- _What the task requires_
Pull every line of the entries that has the word "Anlaß".

- _Provided material_
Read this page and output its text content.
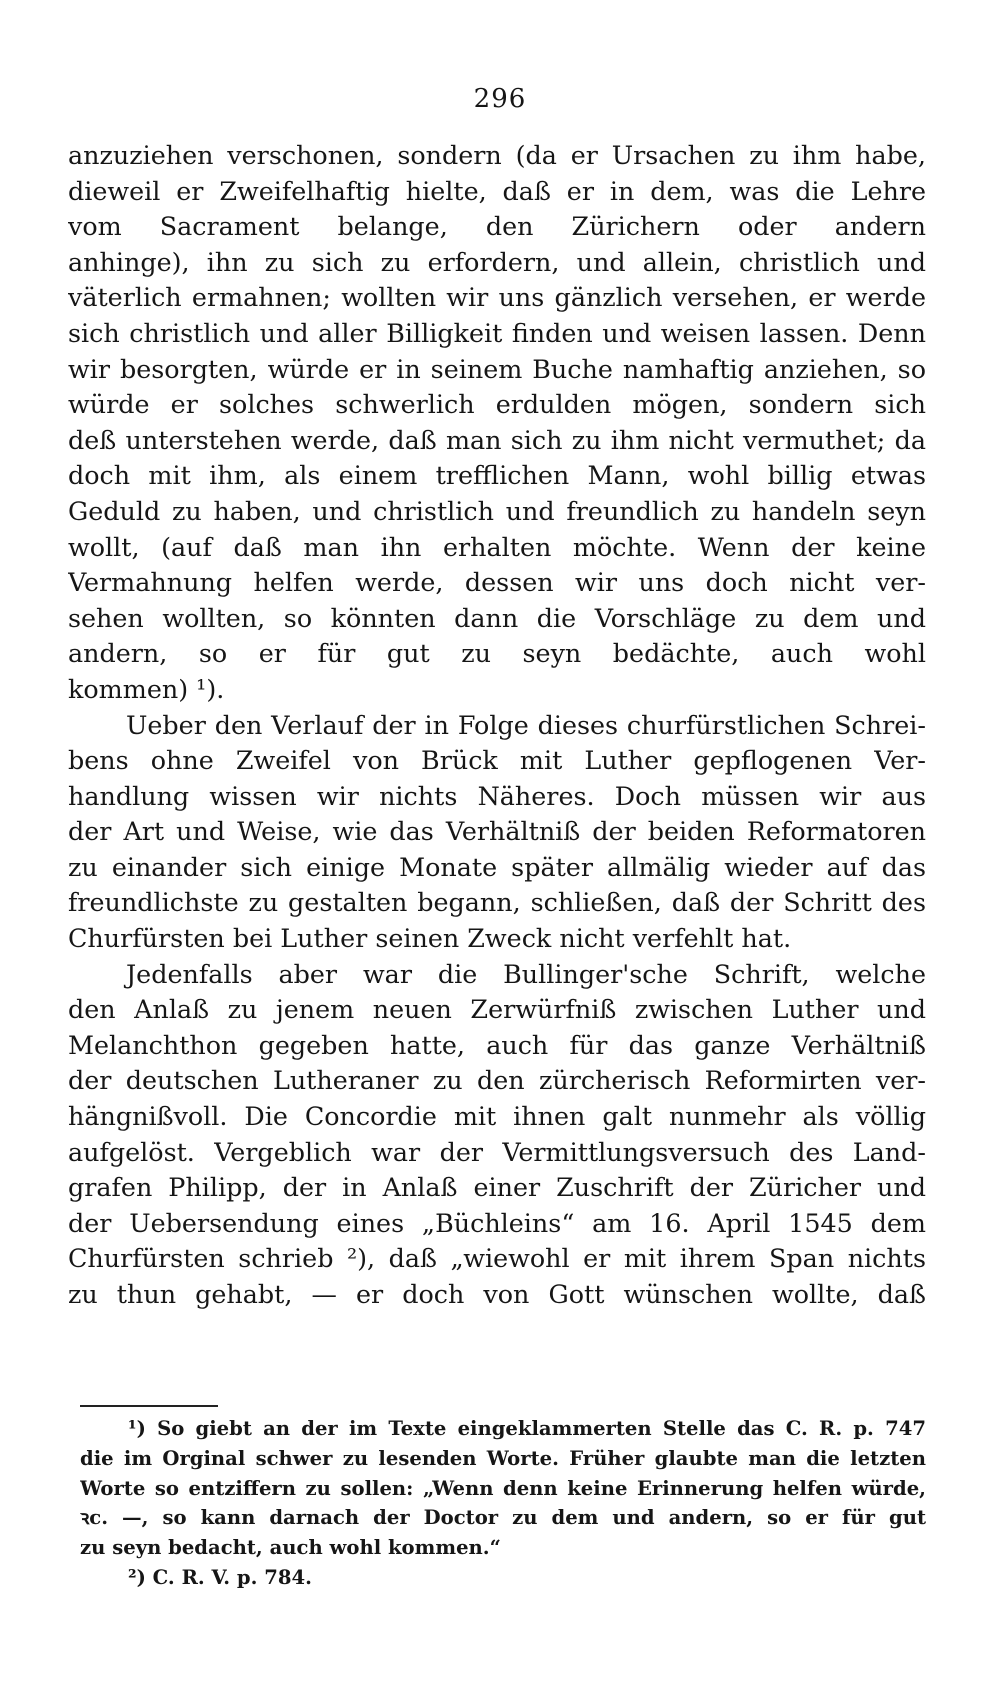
296
anzuziehen verschonen, sondern (da er Ursachen zu ihm habe,
dieweil er Zweifelhaftig hielte, daß er in dem, was die Lehre
vom Sacrament belange, den Zürichern oder andern
anhinge), ihn zu sich zu erfordern, und allein, christlich und
väterlich ermahnen; wollten wir uns gänzlich versehen, er werde
sich christlich und aller Billigkeit finden und weisen lassen. Denn
wir besorgten, würde er in seinem Buche namhaftig anziehen, so
würde er solches schwerlich erdulden mögen, sondern sich
deß unterstehen werde, daß man sich zu ihm nicht vermuthet; da
doch mit ihm, als einem trefflichen Mann, wohl billig etwas
Geduld zu haben, und christlich und freundlich zu handeln seyn
wollt, (auf daß man ihn erhalten möchte. Wenn der keine
Vermahnung helfen werde, dessen wir uns doch nicht ver-
sehen wollten, so könnten dann die Vorschläge zu dem und
andern, so er für gut zu seyn bedächte, auch wohl
kommen) ¹).
Ueber den Verlauf der in Folge dieses churfürstlichen Schrei-
bens ohne Zweifel von Brück mit Luther gepflogenen Ver-
handlung wissen wir nichts Näheres. Doch müssen wir aus
der Art und Weise, wie das Verhältniß der beiden Reformatoren
zu einander sich einige Monate später allmälig wieder auf das
freundlichste zu gestalten begann, schließen, daß der Schritt des
Churfürsten bei Luther seinen Zweck nicht verfehlt hat.
Jedenfalls aber war die Bullinger'sche Schrift, welche
den Anlaß zu jenem neuen Zerwürfniß zwischen Luther und
Melanchthon gegeben hatte, auch für das ganze Verhältniß
der deutschen Lutheraner zu den zürcherisch Reformirten ver-
hängnißvoll. Die Concordie mit ihnen galt nunmehr als völlig
aufgelöst. Vergeblich war der Vermittlungsversuch des Land-
grafen Philipp, der in Anlaß einer Zuschrift der Züricher und
der Uebersendung eines „Büchleins“ am 16. April 1545 dem
Churfürsten schrieb ²), daß „wiewohl er mit ihrem Span nichts
zu thun gehabt, — er doch von Gott wünschen wollte, daß
¹) So giebt an der im Texte eingeklammerten Stelle das C. R. p. 747
die im Orginal schwer zu lesenden Worte. Früher glaubte man die letzten
Worte so entziffern zu sollen: „Wenn denn keine Erinnerung helfen würde,
ꝛc. —, so kann darnach der Doctor zu dem und andern, so er für gut
zu seyn bedacht, auch wohl kommen.“
²) C. R. V. p. 784.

- _Answer for this exercise_
den Anlaß zu jenem neuen Zerwürfniß zwischen Luther und
grafen Philipp, der in Anlaß einer Zuschrift der Züricher und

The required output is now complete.